• **What needs to be done**
Of the lines in this material, how many contain "elastic"? Answer with a single number only.

[BEGIN Given information]

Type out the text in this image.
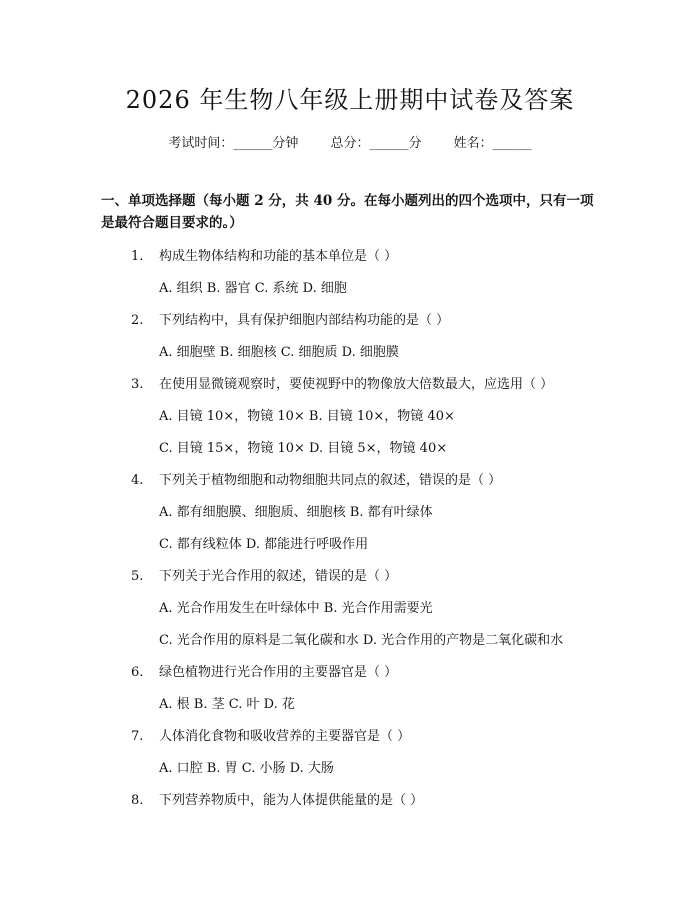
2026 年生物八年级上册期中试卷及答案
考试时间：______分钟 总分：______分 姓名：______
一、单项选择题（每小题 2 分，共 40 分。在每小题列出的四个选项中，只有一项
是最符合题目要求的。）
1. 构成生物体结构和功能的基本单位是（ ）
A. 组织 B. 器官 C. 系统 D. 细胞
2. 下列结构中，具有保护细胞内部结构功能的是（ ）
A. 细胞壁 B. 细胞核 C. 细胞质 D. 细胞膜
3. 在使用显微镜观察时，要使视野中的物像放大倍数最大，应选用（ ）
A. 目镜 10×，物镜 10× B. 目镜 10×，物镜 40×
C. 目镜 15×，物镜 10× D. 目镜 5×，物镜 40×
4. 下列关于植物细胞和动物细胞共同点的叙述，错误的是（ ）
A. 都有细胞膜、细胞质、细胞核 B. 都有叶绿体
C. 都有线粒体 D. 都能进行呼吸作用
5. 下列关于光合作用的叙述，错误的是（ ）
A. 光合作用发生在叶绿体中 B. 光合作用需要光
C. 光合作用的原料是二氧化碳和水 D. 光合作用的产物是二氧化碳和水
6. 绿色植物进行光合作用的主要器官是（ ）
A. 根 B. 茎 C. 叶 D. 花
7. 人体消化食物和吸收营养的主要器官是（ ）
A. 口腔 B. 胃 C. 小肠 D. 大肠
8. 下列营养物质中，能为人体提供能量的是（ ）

[END Given information]
[BEGIN Given information]

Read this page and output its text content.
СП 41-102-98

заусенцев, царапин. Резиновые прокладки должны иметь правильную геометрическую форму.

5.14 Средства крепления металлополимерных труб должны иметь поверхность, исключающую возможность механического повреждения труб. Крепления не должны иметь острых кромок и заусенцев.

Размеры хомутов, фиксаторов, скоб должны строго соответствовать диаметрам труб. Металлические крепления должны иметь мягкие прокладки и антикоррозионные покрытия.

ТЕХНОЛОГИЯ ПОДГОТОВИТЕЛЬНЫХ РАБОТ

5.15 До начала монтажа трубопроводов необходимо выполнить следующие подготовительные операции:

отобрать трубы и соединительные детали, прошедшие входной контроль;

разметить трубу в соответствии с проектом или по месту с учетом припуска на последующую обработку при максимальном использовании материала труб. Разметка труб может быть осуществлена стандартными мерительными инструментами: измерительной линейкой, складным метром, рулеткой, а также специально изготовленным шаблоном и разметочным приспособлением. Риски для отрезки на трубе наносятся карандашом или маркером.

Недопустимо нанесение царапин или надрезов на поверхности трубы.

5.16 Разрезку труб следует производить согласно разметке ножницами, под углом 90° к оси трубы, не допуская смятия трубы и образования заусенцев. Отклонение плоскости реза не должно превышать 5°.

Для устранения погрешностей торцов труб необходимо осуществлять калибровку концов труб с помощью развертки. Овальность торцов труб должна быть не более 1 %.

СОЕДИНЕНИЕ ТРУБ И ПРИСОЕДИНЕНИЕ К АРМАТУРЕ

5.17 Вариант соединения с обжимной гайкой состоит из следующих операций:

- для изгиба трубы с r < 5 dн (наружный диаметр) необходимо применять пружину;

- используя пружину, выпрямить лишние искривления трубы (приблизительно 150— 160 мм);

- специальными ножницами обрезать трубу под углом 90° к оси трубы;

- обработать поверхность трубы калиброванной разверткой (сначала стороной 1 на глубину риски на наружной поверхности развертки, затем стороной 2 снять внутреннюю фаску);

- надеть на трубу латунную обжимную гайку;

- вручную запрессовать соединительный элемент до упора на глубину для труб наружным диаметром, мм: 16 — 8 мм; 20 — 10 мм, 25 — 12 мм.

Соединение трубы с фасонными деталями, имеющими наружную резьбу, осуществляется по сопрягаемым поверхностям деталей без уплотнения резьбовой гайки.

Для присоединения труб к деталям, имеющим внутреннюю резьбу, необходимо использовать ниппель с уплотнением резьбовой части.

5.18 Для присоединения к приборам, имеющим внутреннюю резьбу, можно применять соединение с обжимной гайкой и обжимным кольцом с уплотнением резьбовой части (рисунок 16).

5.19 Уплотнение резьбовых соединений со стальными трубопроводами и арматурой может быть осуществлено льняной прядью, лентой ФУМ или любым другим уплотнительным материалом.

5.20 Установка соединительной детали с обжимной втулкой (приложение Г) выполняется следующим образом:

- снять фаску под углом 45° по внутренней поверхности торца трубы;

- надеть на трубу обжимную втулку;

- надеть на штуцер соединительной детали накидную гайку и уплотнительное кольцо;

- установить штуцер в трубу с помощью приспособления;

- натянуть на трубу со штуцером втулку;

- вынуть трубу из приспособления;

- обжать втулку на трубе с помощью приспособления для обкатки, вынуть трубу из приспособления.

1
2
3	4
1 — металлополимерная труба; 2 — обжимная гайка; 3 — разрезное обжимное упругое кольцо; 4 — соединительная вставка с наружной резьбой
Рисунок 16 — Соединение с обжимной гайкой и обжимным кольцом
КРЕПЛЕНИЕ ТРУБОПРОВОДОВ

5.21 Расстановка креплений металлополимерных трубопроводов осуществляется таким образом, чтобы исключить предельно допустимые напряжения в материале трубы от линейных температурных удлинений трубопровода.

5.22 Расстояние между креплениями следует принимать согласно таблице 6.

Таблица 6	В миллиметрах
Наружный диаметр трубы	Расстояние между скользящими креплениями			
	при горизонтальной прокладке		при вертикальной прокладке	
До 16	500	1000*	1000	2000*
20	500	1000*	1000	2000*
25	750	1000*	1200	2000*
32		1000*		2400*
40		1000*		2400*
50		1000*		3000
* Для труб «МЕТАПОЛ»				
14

[END Given information]
[BEGIN Given information]

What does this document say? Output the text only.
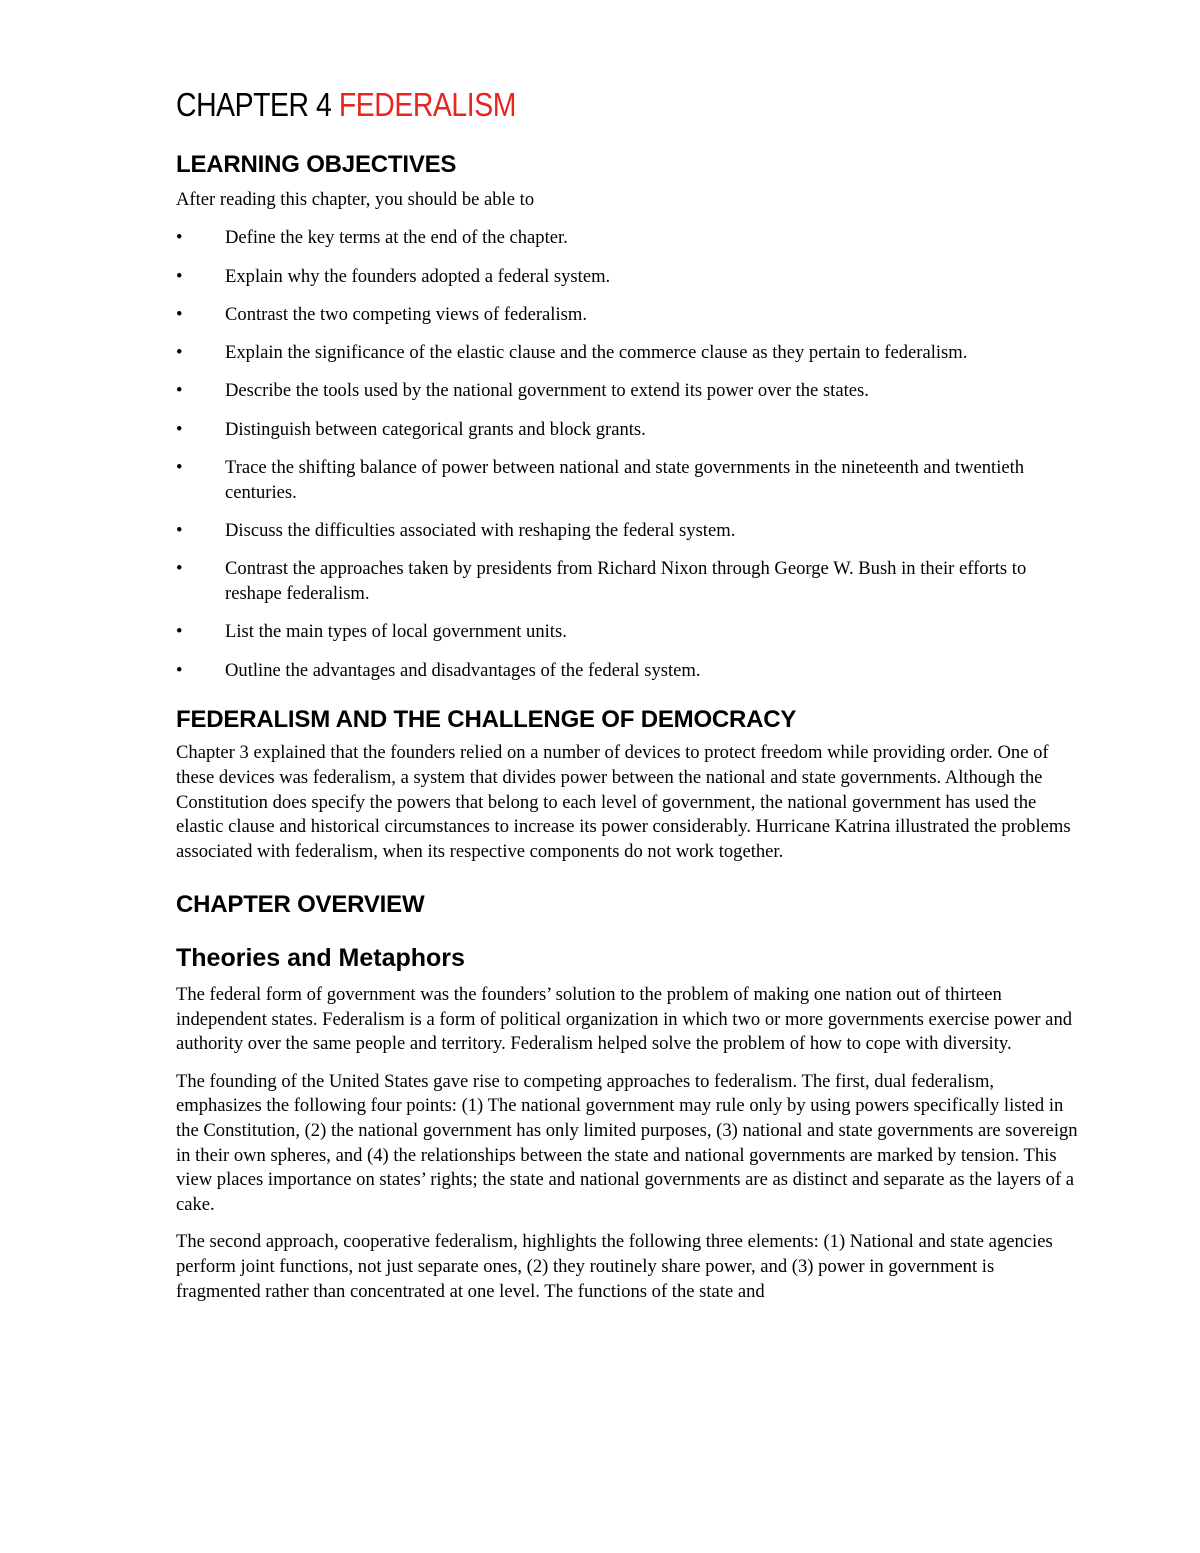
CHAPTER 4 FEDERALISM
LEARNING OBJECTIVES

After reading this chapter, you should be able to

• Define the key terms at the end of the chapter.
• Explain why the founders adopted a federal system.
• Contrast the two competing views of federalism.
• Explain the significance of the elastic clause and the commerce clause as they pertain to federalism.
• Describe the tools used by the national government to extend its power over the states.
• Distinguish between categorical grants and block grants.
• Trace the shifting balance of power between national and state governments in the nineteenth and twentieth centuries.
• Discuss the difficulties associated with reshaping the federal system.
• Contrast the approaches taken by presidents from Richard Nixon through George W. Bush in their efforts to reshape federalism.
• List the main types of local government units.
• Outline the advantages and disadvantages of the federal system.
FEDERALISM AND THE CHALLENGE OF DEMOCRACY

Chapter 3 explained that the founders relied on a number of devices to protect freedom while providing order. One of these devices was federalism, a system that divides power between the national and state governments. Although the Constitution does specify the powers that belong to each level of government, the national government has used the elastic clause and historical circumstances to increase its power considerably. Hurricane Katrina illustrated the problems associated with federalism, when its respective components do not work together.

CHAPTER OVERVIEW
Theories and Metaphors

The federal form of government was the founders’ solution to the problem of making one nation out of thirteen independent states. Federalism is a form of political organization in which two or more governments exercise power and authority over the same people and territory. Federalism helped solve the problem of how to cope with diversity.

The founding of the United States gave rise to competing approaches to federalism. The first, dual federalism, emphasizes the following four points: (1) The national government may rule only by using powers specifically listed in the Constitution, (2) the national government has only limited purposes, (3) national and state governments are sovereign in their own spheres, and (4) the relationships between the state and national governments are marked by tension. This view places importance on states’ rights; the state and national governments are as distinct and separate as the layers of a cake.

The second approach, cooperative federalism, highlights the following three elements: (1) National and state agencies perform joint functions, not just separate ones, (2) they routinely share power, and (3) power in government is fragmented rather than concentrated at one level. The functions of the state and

[END Given information]

• **Result of this exercise**
2